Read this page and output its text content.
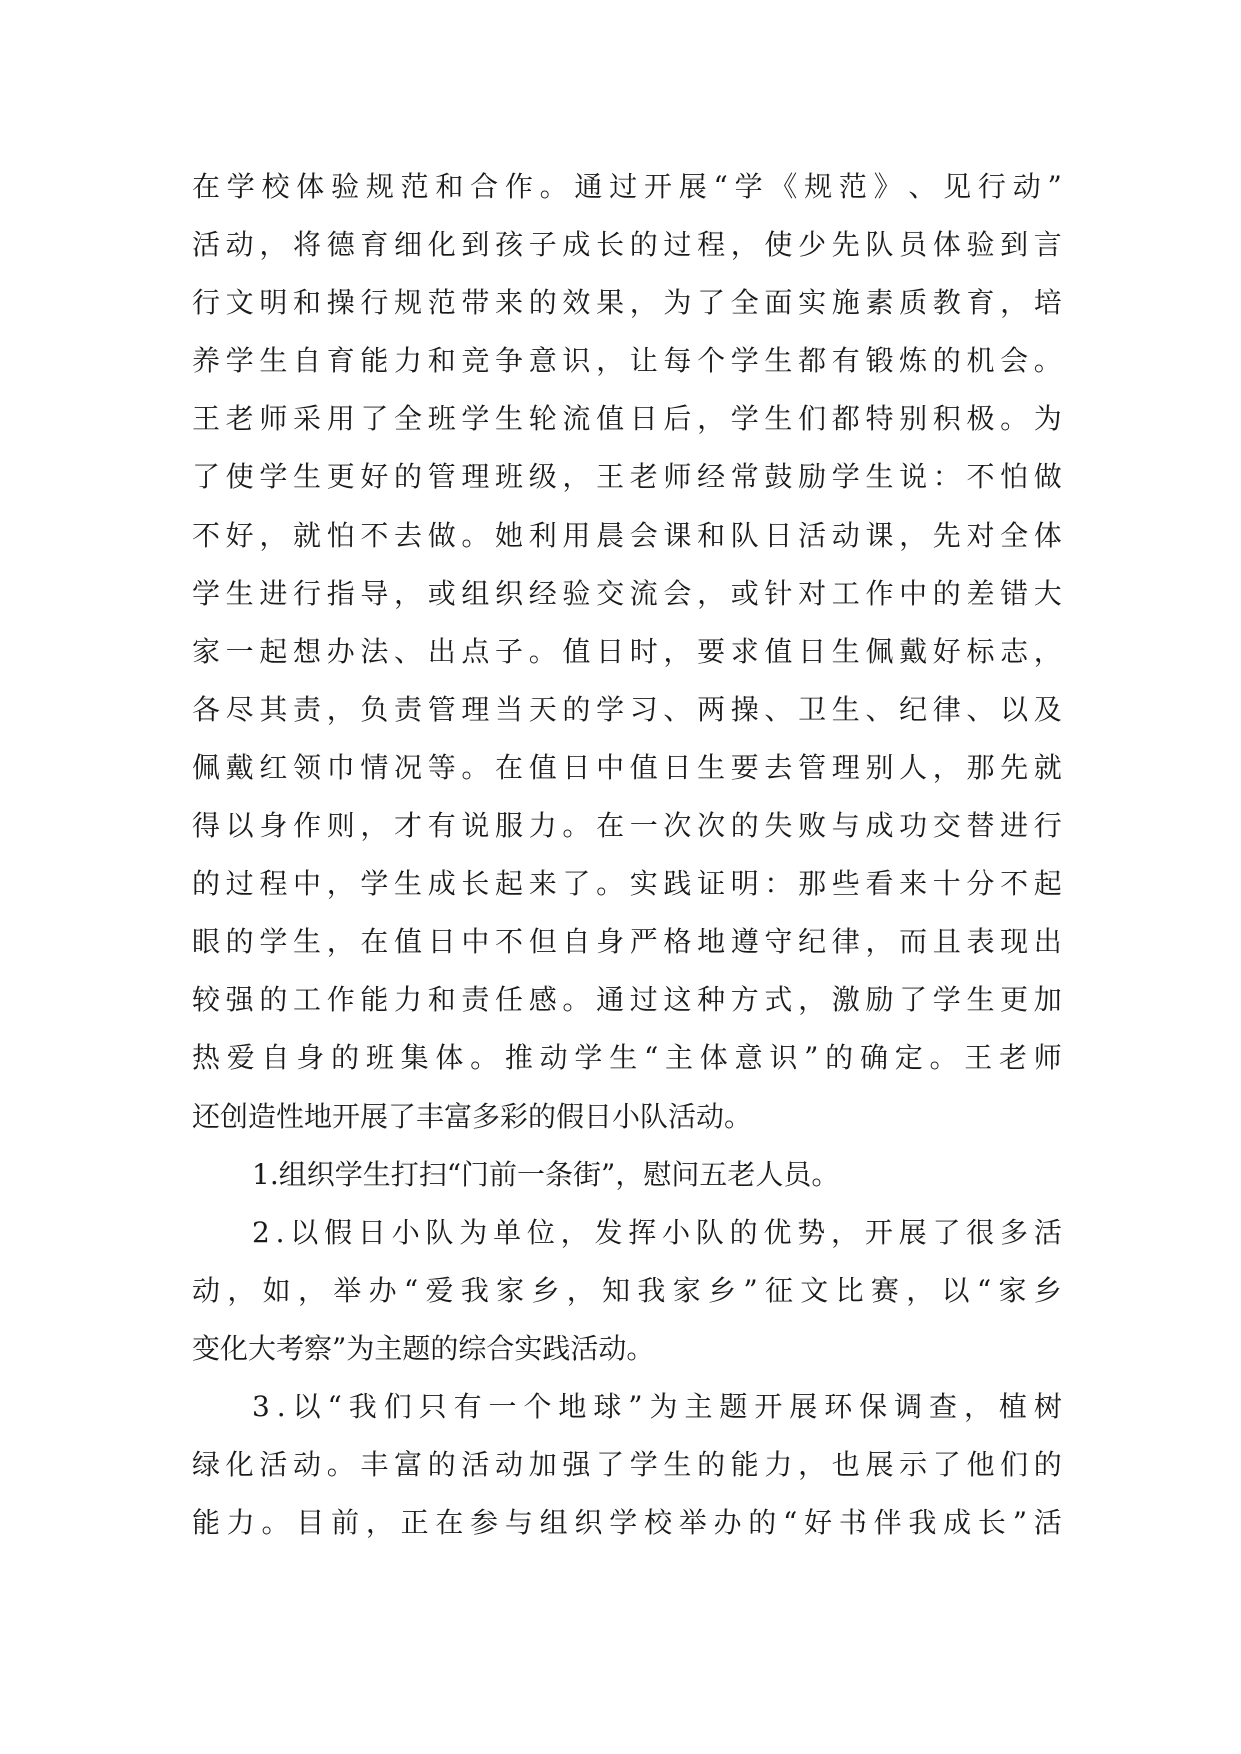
在 学 校 体 验 规 范 和 合 作 。 通 过 开 展 “ 学 《 规 范 》 、 见 行 动 ”
活 动 ， 将 德 育 细 化 到 孩 子 成 长 的 过 程 ， 使 少 先 队 员 体 验 到 言
行 文 明 和 操 行 规 范 带 来 的 效 果 ， 为 了 全 面 实 施 素 质 教 育 ， 培
养 学 生 自 育 能 力 和 竞 争 意 识 ， 让 每 个 学 生 都 有 锻 炼 的 机 会 。
王 老 师 采 用 了 全 班 学 生 轮 流 值 日 后 ， 学 生 们 都 特 别 积 极 。 为
了 使 学 生 更 好 的 管 理 班 级 ， 王 老 师 经 常 鼓 励 学 生 说 ： 不 怕 做
不 好 ， 就 怕 不 去 做 。 她 利 用 晨 会 课 和 队 日 活 动 课 ， 先 对 全 体
学 生 进 行 指 导 ， 或 组 织 经 验 交 流 会 ， 或 针 对 工 作 中 的 差 错 大
家 一 起 想 办 法 、 出 点 子 。 值 日 时 ， 要 求 值 日 生 佩 戴 好 标 志 ，
各 尽 其 责 ， 负 责 管 理 当 天 的 学 习 、 两 操 、 卫 生 、 纪 律 、 以 及
佩 戴 红 领 巾 情 况 等 。 在 值 日 中 值 日 生 要 去 管 理 别 人 ， 那 先 就
得 以 身 作 则 ， 才 有 说 服 力 。 在 一 次 次 的 失 败 与 成 功 交 替 进 行
的 过 程 中 ， 学 生 成 长 起 来 了 。 实 践 证 明 ： 那 些 看 来 十 分 不 起
眼 的 学 生 ， 在 值 日 中 不 但 自 身 严 格 地 遵 守 纪 律 ， 而 且 表 现 出
较 强 的 工 作 能 力 和 责 任 感 。 通 过 这 种 方 式 ， 激 励 了 学 生 更 加
热 爱 自 身 的 班 集 体 。 推 动 学 生 “ 主 体 意 识 ” 的 确 定 。 王 老 师
还创造性地开展了丰富多彩的假日小队活动。
1.组织学生打扫“门前一条街”，慰问五老人员。
2 . 以 假 日 小 队 为 单 位 ， 发 挥 小 队 的 优 势 ， 开 展 了 很 多 活
动 ， 如 ， 举 办 “ 爱 我 家 乡 ， 知 我 家 乡 ” 征 文 比 赛 ， 以 “ 家 乡
变化大考察”为主题的综合实践活动。
3 . 以 “ 我 们 只 有 一 个 地 球 ” 为 主 题 开 展 环 保 调 查 ， 植 树
绿 化 活 动 。 丰 富 的 活 动 加 强 了 学 生 的 能 力 ， 也 展 示 了 他 们 的
能 力 。 目 前 ， 正 在 参 与 组 织 学 校 举 办 的 “ 好 书 伴 我 成 长 ” 活
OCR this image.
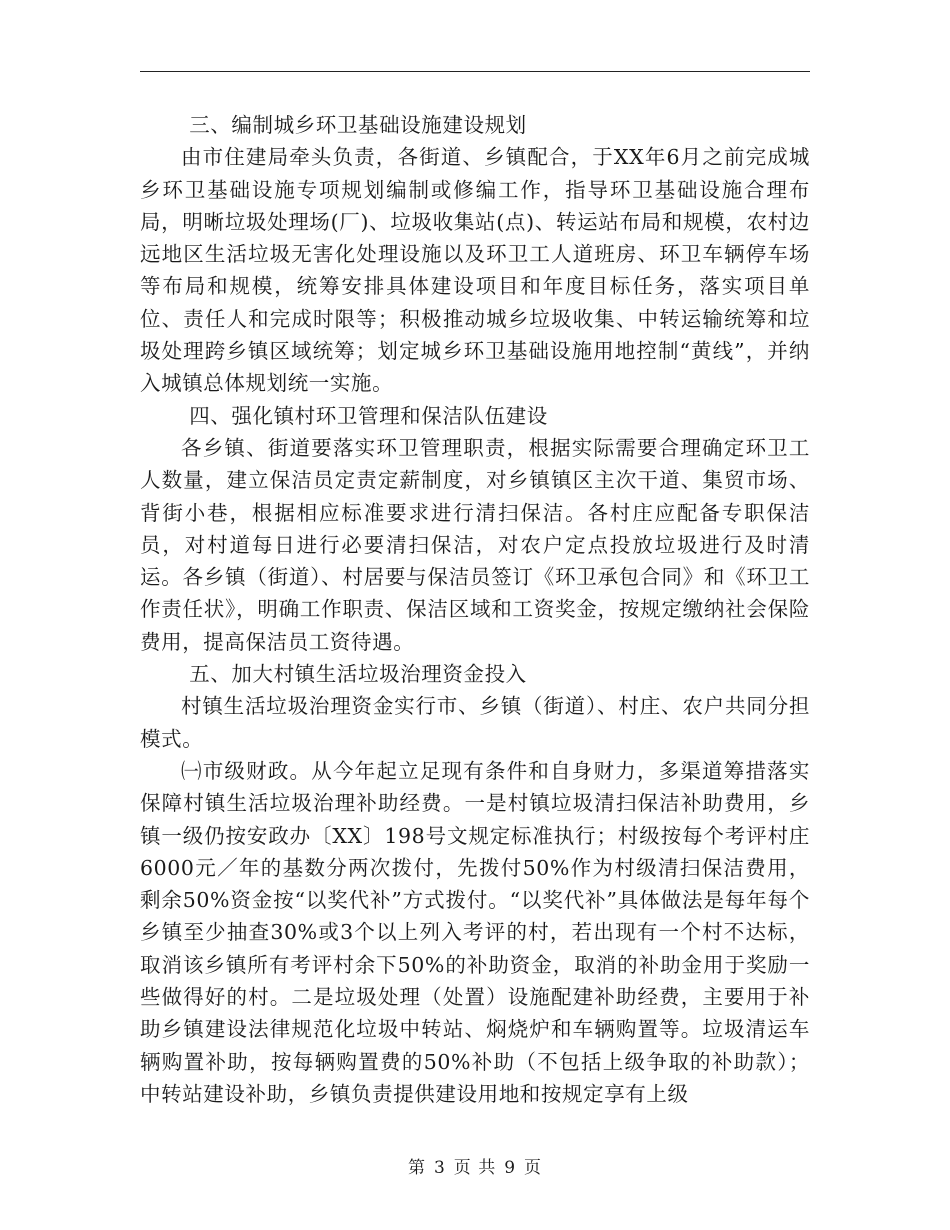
三、编制城乡环卫基础设施建设规划

由市住建局牵头负责，各街道、乡镇配合，于XX年6月之前完成城乡环卫基础设施专项规划编制或修编工作，指导环卫基础设施合理布局，明晰垃圾处理场(厂)、垃圾收集站(点)、转运站布局和规模，农村边远地区生活垃圾无害化处理设施以及环卫工人道班房、环卫车辆停车场等布局和规模，统筹安排具体建设项目和年度目标任务，落实项目单位、责任人和完成时限等；积极推动城乡垃圾收集、中转运输统筹和垃圾处理跨乡镇区域统筹；划定城乡环卫基础设施用地控制“黄线”，并纳入城镇总体规划统一实施。

四、强化镇村环卫管理和保洁队伍建设

各乡镇、街道要落实环卫管理职责，根据实际需要合理确定环卫工人数量，建立保洁员定责定薪制度，对乡镇镇区主次干道、集贸市场、背街小巷，根据相应标准要求进行清扫保洁。各村庄应配备专职保洁员，对村道每日进行必要清扫保洁，对农户定点投放垃圾进行及时清运。各乡镇（街道）、村居要与保洁员签订《环卫承包合同》和《环卫工作责任状》，明确工作职责、保洁区域和工资奖金，按规定缴纳社会保险费用，提高保洁员工资待遇。

五、加大村镇生活垃圾治理资金投入

村镇生活垃圾治理资金实行市、乡镇（街道）、村庄、农户共同分担模式。

㈠市级财政。从今年起立足现有条件和自身财力，多渠道筹措落实保障村镇生活垃圾治理补助经费。一是村镇垃圾清扫保洁补助费用，乡镇一级仍按安政办〔XX〕198号文规定标准执行；村级按每个考评村庄6000元／年的基数分两次拨付，先拨付50%作为村级清扫保洁费用，剩余50%资金按“以奖代补”方式拨付。“以奖代补”具体做法是每年每个乡镇至少抽查30%或3个以上列入考评的村，若出现有一个村不达标，取消该乡镇所有考评村余下50%的补助资金，取消的补助金用于奖励一些做得好的村。二是垃圾处理（处置）设施配建补助经费，主要用于补助乡镇建设法律规范化垃圾中转站、焖烧炉和车辆购置等。垃圾清运车辆购置补助，按每辆购置费的50%补助（不包括上级争取的补助款）；中转站建设补助，乡镇负责提供建设用地和按规定享有上级

第 3 页 共 9 页
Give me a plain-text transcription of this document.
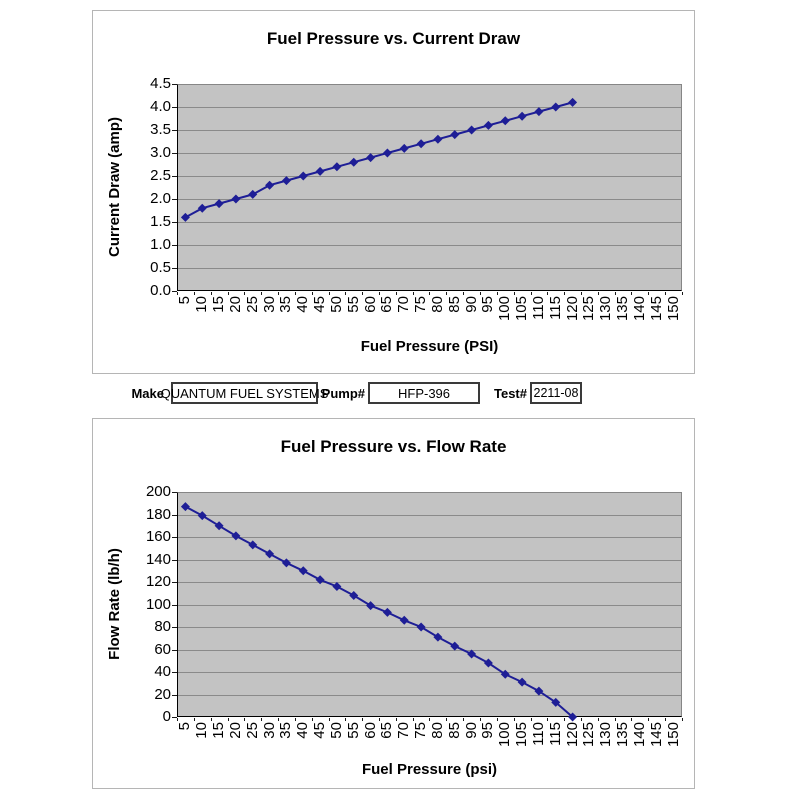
Fuel Pressure vs. Current Draw
Current Draw (amp)
Fuel Pressure (PSI)
4.5
4.0
3.5
3.0
2.5
2.0
1.5
1.0
0.5
0.0
5 10 15 20 25 30 35 40 45 50 55 60 65 70 75 80 85 90 95 100 105 110 115 120 125 130 135 140 145 150
Make
QUANTUM FUEL SYSTEMS
Pump#	HFP-396	Test# 2211-08
Fuel Pressure vs. Flow Rate
Flow Rate (lb/h)
Fuel Pressure (psi)
200
180
160
140
120
100
80
60
40
20
0
5 10 15 20 25 30 35 40 45 50 55 60 65 70 75 80 85 90 95 100 105 110 115 120 125 130 135 140 145 150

-------

#### Description of the task:
Restate the records word for word, omitting images.

#### Finished exercise:
Read this page and output its text content.
在 学 校 体 验 规 范 和 合 作 。 通 过 开 展 “ 学 《 规 范 》 、 见 行 动 ”
活 动 ， 将 德 育 细 化 到 孩 子 成 长 的 过 程 ， 使 少 先 队 员 体 验 到 言
行 文 明 和 操 行 规 范 带 来 的 效 果 ， 为 了 全 面 实 施 素 质 教 育 ， 培
养 学 生 自 育 能 力 和 竞 争 意 识 ， 让 每 个 学 生 都 有 锻 炼 的 机 会 。
王 老 师 采 用 了 全 班 学 生 轮 流 值 日 后 ， 学 生 们 都 特 别 积 极 。 为
了 使 学 生 更 好 的 管 理 班 级 ， 王 老 师 经 常 鼓 励 学 生 说 ： 不 怕 做
不 好 ， 就 怕 不 去 做 。 她 利 用 晨 会 课 和 队 日 活 动 课 ， 先 对 全 体
学 生 进 行 指 导 ， 或 组 织 经 验 交 流 会 ， 或 针 对 工 作 中 的 差 错 大
家 一 起 想 办 法 、 出 点 子 。 值 日 时 ， 要 求 值 日 生 佩 戴 好 标 志 ，
各 尽 其 责 ， 负 责 管 理 当 天 的 学 习 、 两 操 、 卫 生 、 纪 律 、 以 及
佩 戴 红 领 巾 情 况 等 。 在 值 日 中 值 日 生 要 去 管 理 别 人 ， 那 先 就
得 以 身 作 则 ， 才 有 说 服 力 。 在 一 次 次 的 失 败 与 成 功 交 替 进 行
的 过 程 中 ， 学 生 成 长 起 来 了 。 实 践 证 明 ： 那 些 看 来 十 分 不 起
眼 的 学 生 ， 在 值 日 中 不 但 自 身 严 格 地 遵 守 纪 律 ， 而 且 表 现 出
较 强 的 工 作 能 力 和 责 任 感 。 通 过 这 种 方 式 ， 激 励 了 学 生 更 加
热 爱 自 身 的 班 集 体 。 推 动 学 生 “ 主 体 意 识 ” 的 确 定 。 王 老 师
还创造性地开展了丰富多彩的假日小队活动。
1.组织学生打扫“门前一条街”，慰问五老人员。
2 . 以 假 日 小 队 为 单 位 ， 发 挥 小 队 的 优 势 ， 开 展 了 很 多 活
动 ， 如 ， 举 办 “ 爱 我 家 乡 ， 知 我 家 乡 ” 征 文 比 赛 ， 以 “ 家 乡
变化大考察”为主题的综合实践活动。
3 . 以 “ 我 们 只 有 一 个 地 球 ” 为 主 题 开 展 环 保 调 查 ， 植 树
绿 化 活 动 。 丰 富 的 活 动 加 强 了 学 生 的 能 力 ， 也 展 示 了 他 们 的
能 力 。 目 前 ， 正 在 参 与 组 织 学 校 举 办 的 “ 好 书 伴 我 成 长 ” 活
OCR this image.
三、编制城乡环卫基础设施建设规划

由市住建局牵头负责，各街道、乡镇配合，于XX年6月之前完成城乡环卫基础设施专项规划编制或修编工作，指导环卫基础设施合理布局，明晰垃圾处理场(厂)、垃圾收集站(点)、转运站布局和规模，农村边远地区生活垃圾无害化处理设施以及环卫工人道班房、环卫车辆停车场等布局和规模，统筹安排具体建设项目和年度目标任务，落实项目单位、责任人和完成时限等；积极推动城乡垃圾收集、中转运输统筹和垃圾处理跨乡镇区域统筹；划定城乡环卫基础设施用地控制“黄线”，并纳入城镇总体规划统一实施。

四、强化镇村环卫管理和保洁队伍建设

各乡镇、街道要落实环卫管理职责，根据实际需要合理确定环卫工人数量，建立保洁员定责定薪制度，对乡镇镇区主次干道、集贸市场、背街小巷，根据相应标准要求进行清扫保洁。各村庄应配备专职保洁员，对村道每日进行必要清扫保洁，对农户定点投放垃圾进行及时清运。各乡镇（街道）、村居要与保洁员签订《环卫承包合同》和《环卫工作责任状》，明确工作职责、保洁区域和工资奖金，按规定缴纳社会保险费用，提高保洁员工资待遇。

五、加大村镇生活垃圾治理资金投入

村镇生活垃圾治理资金实行市、乡镇（街道）、村庄、农户共同分担模式。

㈠市级财政。从今年起立足现有条件和自身财力，多渠道筹措落实保障村镇生活垃圾治理补助经费。一是村镇垃圾清扫保洁补助费用，乡镇一级仍按安政办〔XX〕198号文规定标准执行；村级按每个考评村庄6000元／年的基数分两次拨付，先拨付50%作为村级清扫保洁费用，剩余50%资金按“以奖代补”方式拨付。“以奖代补”具体做法是每年每个乡镇至少抽查30%或3个以上列入考评的村，若出现有一个村不达标，取消该乡镇所有考评村余下50%的补助资金，取消的补助金用于奖励一些做得好的村。二是垃圾处理（处置）设施配建补助经费，主要用于补助乡镇建设法律规范化垃圾中转站、焖烧炉和车辆购置等。垃圾清运车辆购置补助，按每辆购置费的50%补助（不包括上级争取的补助款）；中转站建设补助，乡镇负责提供建设用地和按规定享有上级

第 3 页 共 9 页
Give me a plain-text transcription of this document.
Fuel Pressure vs. Current Draw
Current Draw (amp)
Fuel Pressure (PSI)
4.5
4.0
3.5
3.0
2.5
2.0
1.5
1.0
0.5
0.0
5 10 15 20 25 30 35 40 45 50 55 60 65 70 75 80 85 90 95 100 105 110 115 120 125 130 135 140 145 150
Make
QUANTUM FUEL SYSTEMS
Pump#	HFP-396	Test# 2211-08
Fuel Pressure vs. Flow Rate
Flow Rate (lb/h)
Fuel Pressure (psi)
200
180
160
140
120
100
80
60
40
20
0
5 10 15 20 25 30 35 40 45 50 55 60 65 70 75 80 85 90 95 100 105 110 115 120 125 130 135 140 145 150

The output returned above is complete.